- _Task_: In the listing below, locate the lines that hold the string "Brauer". Copy those lines.

┌──

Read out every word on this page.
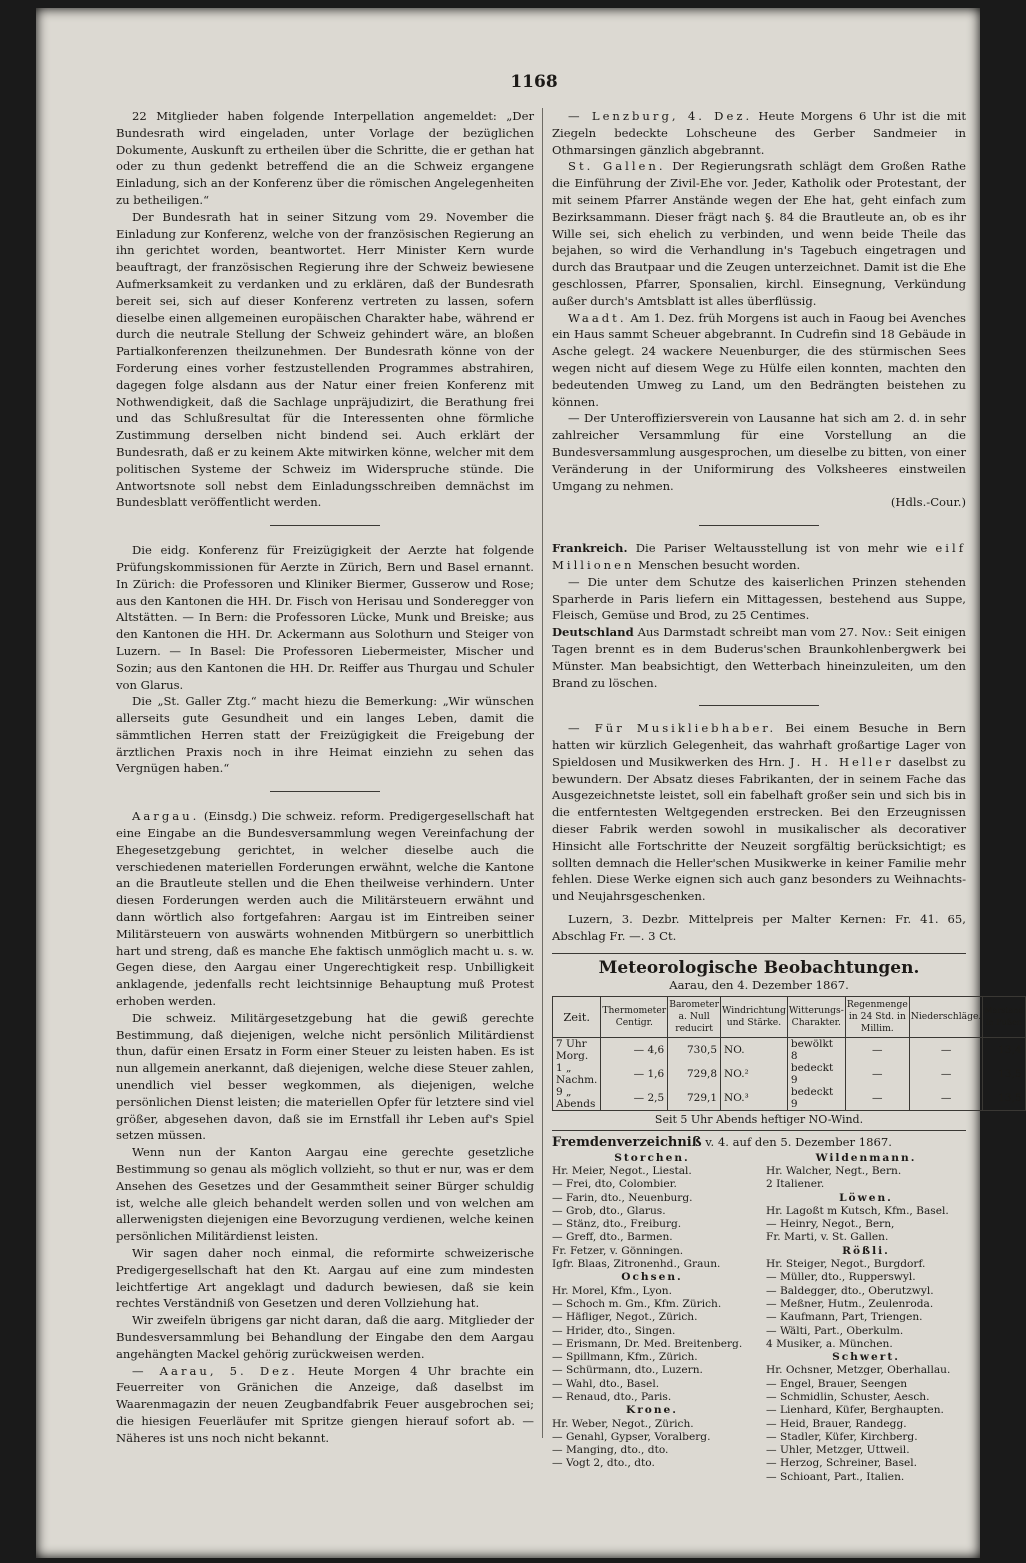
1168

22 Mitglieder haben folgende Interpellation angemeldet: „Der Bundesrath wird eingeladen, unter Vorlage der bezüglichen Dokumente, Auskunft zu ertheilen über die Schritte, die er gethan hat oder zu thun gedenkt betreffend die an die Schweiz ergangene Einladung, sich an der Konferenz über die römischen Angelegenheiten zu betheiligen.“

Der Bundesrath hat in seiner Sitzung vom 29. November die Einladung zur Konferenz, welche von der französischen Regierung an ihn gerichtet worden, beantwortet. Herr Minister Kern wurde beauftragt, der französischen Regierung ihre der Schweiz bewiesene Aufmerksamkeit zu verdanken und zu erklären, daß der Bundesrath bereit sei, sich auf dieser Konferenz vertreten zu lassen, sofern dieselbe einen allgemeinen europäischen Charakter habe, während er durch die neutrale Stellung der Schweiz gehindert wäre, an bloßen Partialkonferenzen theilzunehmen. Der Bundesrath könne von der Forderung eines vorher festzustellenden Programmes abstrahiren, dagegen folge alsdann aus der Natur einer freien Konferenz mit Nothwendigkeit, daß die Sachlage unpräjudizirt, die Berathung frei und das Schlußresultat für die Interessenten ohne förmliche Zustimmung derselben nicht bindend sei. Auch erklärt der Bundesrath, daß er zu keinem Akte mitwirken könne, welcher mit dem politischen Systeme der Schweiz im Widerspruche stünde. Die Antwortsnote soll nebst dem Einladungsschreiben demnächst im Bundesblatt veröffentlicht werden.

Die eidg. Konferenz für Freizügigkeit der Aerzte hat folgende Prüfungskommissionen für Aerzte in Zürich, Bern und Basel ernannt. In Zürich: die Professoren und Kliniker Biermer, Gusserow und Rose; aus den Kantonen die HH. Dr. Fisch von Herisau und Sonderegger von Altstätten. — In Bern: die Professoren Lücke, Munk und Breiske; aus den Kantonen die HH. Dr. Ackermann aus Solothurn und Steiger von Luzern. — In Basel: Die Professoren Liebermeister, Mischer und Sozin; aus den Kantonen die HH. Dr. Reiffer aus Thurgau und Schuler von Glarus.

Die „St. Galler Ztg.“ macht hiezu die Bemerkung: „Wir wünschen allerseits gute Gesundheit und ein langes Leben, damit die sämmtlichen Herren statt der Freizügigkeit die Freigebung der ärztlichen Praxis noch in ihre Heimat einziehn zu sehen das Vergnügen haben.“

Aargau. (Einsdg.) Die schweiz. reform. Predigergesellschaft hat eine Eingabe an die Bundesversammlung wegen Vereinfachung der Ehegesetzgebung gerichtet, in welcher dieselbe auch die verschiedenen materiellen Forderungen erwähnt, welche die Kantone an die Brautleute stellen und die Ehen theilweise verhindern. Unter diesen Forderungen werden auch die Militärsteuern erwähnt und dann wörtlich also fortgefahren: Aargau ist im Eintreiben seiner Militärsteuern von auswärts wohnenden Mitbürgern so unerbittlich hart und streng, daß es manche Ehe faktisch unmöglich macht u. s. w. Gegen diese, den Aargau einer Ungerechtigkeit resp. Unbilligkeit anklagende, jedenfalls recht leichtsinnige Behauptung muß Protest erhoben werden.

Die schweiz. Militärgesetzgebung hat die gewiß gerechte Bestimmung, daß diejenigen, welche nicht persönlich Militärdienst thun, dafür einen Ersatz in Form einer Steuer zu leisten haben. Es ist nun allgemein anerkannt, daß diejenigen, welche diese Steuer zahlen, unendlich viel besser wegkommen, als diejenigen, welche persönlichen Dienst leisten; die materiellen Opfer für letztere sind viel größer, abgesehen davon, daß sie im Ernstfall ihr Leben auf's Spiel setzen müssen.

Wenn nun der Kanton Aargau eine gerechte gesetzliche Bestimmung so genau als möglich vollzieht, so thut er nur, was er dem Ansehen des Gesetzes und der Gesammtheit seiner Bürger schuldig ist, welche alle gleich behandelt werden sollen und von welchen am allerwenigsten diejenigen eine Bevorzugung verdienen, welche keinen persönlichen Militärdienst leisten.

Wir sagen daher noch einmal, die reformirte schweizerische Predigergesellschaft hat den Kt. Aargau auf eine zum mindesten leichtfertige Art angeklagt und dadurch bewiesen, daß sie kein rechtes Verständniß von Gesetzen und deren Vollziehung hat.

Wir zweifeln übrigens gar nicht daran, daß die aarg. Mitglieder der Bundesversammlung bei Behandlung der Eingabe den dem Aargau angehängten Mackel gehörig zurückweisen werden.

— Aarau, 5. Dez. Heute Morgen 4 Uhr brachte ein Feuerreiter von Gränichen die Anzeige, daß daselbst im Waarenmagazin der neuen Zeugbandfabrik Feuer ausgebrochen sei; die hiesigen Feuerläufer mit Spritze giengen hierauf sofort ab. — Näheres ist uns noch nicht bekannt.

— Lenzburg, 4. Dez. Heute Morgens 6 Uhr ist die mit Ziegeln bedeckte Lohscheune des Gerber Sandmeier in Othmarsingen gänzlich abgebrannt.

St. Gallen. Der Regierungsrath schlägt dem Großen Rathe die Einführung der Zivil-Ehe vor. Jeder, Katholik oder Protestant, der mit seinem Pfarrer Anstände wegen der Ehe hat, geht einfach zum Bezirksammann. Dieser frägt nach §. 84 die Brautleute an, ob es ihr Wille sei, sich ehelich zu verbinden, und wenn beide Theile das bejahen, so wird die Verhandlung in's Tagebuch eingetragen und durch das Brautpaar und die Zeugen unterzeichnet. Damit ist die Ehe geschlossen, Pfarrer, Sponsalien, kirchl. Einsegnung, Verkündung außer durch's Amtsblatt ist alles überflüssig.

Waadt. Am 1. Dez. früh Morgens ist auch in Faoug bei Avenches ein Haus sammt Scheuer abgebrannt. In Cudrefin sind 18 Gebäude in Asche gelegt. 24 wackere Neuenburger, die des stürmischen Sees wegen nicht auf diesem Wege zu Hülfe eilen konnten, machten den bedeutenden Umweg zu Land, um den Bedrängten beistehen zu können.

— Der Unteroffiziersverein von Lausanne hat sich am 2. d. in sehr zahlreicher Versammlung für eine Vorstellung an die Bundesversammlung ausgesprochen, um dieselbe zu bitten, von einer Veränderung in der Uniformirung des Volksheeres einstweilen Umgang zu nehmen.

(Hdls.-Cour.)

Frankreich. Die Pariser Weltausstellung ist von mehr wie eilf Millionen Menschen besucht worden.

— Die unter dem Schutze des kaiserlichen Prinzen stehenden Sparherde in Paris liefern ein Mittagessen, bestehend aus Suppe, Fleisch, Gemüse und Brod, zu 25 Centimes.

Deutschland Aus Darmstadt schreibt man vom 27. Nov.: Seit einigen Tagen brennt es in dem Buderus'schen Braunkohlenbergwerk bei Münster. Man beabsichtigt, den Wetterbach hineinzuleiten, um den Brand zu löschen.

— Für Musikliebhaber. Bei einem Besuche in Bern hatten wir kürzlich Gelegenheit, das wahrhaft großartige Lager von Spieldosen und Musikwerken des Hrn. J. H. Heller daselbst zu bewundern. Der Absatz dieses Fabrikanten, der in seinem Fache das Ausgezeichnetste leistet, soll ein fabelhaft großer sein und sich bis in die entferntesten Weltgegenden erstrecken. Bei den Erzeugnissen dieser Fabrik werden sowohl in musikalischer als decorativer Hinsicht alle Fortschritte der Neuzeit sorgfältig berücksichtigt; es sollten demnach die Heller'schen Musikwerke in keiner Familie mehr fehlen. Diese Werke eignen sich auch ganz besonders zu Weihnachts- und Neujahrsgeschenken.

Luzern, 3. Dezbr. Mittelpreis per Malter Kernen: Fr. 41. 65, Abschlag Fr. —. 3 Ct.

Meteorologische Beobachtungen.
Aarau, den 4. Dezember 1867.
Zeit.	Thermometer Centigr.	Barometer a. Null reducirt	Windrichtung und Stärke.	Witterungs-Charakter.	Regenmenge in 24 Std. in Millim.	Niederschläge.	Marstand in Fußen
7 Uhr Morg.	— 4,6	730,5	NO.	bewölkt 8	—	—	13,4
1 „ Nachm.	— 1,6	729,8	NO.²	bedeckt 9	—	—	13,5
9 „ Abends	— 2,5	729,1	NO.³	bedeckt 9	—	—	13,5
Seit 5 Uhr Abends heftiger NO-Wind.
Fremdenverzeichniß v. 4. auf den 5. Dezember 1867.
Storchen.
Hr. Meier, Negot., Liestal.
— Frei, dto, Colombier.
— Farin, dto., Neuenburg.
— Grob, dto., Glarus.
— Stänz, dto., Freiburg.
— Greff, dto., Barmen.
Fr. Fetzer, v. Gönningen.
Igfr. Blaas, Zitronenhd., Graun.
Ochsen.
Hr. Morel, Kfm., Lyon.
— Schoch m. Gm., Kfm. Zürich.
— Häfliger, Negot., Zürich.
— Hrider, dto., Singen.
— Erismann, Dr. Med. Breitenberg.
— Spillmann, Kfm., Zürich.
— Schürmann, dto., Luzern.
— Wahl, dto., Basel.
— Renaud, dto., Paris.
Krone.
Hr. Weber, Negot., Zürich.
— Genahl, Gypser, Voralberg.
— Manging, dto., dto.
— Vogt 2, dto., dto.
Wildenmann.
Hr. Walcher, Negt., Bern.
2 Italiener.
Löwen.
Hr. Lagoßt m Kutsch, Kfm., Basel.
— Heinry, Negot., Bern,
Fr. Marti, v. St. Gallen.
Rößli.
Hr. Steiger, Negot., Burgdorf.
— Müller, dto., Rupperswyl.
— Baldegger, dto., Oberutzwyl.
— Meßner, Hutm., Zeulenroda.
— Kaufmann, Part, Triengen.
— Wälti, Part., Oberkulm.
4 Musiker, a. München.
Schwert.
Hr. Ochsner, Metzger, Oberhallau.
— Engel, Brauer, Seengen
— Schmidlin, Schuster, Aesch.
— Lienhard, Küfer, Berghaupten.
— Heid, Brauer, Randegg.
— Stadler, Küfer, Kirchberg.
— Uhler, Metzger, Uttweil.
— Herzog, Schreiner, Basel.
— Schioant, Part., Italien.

└──

- _Response_:
— Engel, Brauer, Seengen
— Heid, Brauer, Randegg.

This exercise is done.